-- start of DATASET EXCERPTS --

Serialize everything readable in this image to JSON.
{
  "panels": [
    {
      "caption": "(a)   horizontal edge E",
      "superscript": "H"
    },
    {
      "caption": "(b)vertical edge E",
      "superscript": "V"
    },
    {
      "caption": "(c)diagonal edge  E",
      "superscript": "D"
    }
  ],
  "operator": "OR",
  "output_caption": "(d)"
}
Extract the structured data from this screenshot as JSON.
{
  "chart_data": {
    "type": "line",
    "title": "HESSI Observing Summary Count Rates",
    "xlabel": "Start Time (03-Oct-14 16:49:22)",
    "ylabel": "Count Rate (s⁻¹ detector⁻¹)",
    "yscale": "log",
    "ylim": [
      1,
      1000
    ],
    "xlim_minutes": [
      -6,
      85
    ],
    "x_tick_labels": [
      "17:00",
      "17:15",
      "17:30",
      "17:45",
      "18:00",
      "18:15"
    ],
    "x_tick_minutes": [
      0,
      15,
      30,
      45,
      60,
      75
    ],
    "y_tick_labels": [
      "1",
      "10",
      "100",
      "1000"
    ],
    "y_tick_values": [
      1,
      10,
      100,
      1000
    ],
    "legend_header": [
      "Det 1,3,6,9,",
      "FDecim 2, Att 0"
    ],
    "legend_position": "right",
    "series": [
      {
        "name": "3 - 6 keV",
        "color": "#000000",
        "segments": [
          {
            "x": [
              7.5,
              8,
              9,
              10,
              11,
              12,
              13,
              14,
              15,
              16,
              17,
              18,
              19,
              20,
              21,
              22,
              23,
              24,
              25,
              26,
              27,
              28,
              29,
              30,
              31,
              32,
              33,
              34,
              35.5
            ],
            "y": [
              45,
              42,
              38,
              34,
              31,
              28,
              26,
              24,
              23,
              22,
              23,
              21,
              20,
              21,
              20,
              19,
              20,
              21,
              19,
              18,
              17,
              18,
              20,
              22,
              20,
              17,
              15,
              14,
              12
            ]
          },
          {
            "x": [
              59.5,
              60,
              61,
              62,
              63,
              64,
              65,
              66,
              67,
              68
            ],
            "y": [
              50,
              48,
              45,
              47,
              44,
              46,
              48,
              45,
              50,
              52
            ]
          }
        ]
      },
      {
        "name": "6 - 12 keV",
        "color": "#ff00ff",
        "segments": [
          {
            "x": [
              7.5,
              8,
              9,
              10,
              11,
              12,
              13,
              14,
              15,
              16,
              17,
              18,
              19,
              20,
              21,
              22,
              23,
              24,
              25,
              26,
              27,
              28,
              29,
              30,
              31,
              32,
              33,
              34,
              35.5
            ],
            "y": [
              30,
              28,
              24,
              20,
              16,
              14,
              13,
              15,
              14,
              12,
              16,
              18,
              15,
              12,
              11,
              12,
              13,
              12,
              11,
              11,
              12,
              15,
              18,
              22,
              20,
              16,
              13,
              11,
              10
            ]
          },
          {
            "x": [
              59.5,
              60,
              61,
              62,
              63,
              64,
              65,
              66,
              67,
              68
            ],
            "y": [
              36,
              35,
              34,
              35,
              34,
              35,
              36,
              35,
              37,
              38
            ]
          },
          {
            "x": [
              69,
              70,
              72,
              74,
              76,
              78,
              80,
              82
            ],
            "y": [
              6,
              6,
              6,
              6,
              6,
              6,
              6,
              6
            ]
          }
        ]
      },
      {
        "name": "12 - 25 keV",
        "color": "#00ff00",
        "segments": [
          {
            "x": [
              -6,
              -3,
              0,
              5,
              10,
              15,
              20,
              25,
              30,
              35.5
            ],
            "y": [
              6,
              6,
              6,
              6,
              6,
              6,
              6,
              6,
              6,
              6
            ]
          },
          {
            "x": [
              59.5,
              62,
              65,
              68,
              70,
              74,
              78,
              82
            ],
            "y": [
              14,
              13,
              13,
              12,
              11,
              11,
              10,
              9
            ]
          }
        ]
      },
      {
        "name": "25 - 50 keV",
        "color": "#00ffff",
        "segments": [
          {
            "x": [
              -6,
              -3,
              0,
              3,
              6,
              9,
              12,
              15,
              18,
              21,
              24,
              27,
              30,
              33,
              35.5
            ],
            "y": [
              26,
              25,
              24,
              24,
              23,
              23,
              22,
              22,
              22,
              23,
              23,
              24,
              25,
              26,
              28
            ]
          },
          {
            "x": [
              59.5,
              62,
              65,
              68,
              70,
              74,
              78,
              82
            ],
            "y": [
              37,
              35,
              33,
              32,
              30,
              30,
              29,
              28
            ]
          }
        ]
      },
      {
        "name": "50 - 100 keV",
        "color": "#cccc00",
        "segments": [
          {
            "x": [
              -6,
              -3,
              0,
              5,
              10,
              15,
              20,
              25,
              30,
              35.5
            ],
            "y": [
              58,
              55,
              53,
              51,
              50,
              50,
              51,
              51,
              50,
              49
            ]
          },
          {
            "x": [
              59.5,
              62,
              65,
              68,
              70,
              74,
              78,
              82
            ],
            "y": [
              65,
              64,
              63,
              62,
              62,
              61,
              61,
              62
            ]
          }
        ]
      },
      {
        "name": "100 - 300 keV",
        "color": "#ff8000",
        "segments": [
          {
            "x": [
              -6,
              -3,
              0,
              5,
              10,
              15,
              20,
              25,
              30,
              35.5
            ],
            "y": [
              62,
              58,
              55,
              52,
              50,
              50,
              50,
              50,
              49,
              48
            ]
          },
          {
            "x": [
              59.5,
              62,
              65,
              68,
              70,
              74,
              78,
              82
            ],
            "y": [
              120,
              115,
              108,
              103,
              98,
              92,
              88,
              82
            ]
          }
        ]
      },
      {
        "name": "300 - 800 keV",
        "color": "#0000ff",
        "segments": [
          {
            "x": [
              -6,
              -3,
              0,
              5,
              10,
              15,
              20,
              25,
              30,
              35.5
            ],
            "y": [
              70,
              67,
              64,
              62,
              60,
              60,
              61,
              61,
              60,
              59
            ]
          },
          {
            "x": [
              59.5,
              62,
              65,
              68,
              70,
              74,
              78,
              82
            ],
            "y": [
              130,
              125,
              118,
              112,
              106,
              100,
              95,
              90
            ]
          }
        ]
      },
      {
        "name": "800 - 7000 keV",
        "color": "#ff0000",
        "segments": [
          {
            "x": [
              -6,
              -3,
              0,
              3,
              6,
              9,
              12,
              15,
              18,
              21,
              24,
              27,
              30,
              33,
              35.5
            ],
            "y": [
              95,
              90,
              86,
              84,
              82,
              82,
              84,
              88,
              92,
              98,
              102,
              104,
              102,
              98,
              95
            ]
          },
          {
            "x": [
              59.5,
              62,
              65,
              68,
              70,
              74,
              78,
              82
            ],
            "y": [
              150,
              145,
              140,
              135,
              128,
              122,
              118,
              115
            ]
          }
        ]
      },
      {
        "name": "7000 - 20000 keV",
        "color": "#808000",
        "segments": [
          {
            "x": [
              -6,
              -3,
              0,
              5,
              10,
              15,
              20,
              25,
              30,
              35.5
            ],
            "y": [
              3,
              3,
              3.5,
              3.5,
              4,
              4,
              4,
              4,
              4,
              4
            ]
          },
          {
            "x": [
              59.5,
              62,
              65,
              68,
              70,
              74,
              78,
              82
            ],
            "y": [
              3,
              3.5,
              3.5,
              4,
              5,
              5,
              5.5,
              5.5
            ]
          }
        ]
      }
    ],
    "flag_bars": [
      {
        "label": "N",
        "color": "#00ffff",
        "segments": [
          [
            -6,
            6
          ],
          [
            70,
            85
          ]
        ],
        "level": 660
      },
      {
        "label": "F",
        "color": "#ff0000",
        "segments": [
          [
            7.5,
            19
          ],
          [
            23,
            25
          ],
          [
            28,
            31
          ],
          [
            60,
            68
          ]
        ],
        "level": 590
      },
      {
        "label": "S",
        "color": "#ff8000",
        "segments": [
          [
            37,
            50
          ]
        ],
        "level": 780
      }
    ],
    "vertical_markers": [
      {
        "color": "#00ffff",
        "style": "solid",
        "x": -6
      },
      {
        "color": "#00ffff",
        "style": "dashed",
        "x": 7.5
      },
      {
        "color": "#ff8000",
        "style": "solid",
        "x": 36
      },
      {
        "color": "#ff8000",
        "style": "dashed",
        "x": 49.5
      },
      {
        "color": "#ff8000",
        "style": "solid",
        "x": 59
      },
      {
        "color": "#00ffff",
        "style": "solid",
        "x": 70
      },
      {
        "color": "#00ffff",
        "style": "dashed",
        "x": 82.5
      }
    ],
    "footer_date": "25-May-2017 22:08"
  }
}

-- end of DATASET EXCERPTS --

__PROMPT__. Count the lines of the material that include the word "superscript", then report only the total.

__OUTPUT FOR THIS EXERCISE__. 3